# TASK INPUT
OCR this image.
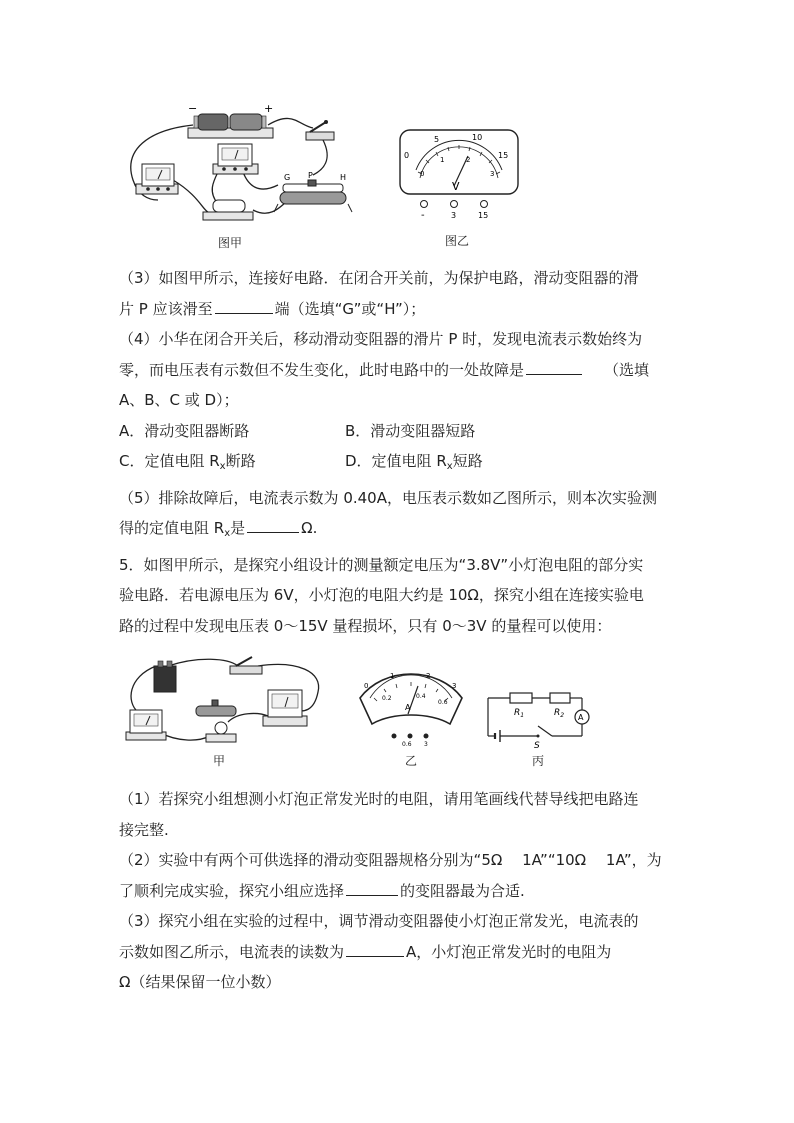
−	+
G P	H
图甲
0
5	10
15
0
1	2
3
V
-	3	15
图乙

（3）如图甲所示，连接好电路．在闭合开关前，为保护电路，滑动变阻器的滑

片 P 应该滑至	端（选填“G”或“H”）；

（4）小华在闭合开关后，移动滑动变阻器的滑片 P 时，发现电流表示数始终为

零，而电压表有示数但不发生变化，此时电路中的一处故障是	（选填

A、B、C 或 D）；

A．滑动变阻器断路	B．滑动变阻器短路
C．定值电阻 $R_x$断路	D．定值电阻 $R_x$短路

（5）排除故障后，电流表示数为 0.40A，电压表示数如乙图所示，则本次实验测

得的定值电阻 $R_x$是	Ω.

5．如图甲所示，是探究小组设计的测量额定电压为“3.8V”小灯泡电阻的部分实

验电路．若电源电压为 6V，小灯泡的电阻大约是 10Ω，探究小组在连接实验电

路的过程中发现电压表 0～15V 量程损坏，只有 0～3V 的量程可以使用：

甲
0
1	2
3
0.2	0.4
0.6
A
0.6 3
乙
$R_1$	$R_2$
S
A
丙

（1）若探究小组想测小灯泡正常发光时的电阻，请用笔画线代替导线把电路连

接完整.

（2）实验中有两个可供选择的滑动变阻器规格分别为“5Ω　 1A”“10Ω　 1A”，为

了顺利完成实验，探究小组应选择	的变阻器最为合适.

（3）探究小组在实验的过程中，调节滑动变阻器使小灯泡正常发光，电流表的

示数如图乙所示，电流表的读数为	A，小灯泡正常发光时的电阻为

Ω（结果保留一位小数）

# EXERCISE PROMPT
Above are records to transcribe exactly; leave their pictures out.

# COMPLETED TASK
OCR this image.
−	+
G P	H
图甲
0
5	10
15
0
1	2
3
V
-	3	15
图乙

（3）如图甲所示，连接好电路．在闭合开关前，为保护电路，滑动变阻器的滑

片 P 应该滑至	端（选填“G”或“H”）；

（4）小华在闭合开关后，移动滑动变阻器的滑片 P 时，发现电流表示数始终为

零，而电压表有示数但不发生变化，此时电路中的一处故障是	（选填

A、B、C 或 D）；

A．滑动变阻器断路	B．滑动变阻器短路
C．定值电阻 $R_x$断路	D．定值电阻 $R_x$短路

（5）排除故障后，电流表示数为 0.40A，电压表示数如乙图所示，则本次实验测

得的定值电阻 $R_x$是	Ω.

5．如图甲所示，是探究小组设计的测量额定电压为“3.8V”小灯泡电阻的部分实

验电路．若电源电压为 6V，小灯泡的电阻大约是 10Ω，探究小组在连接实验电

路的过程中发现电压表 0～15V 量程损坏，只有 0～3V 的量程可以使用：

甲
0
1	2
3
0.2	0.4
0.6
A
0.6 3
乙
$R_1$	$R_2$
S
A
丙

（1）若探究小组想测小灯泡正常发光时的电阻，请用笔画线代替导线把电路连

接完整.

（2）实验中有两个可供选择的滑动变阻器规格分别为“5Ω　 1A”“10Ω　 1A”，为

了顺利完成实验，探究小组应选择	的变阻器最为合适.

（3）探究小组在实验的过程中，调节滑动变阻器使小灯泡正常发光，电流表的

示数如图乙所示，电流表的读数为	A，小灯泡正常发光时的电阻为

Ω（结果保留一位小数）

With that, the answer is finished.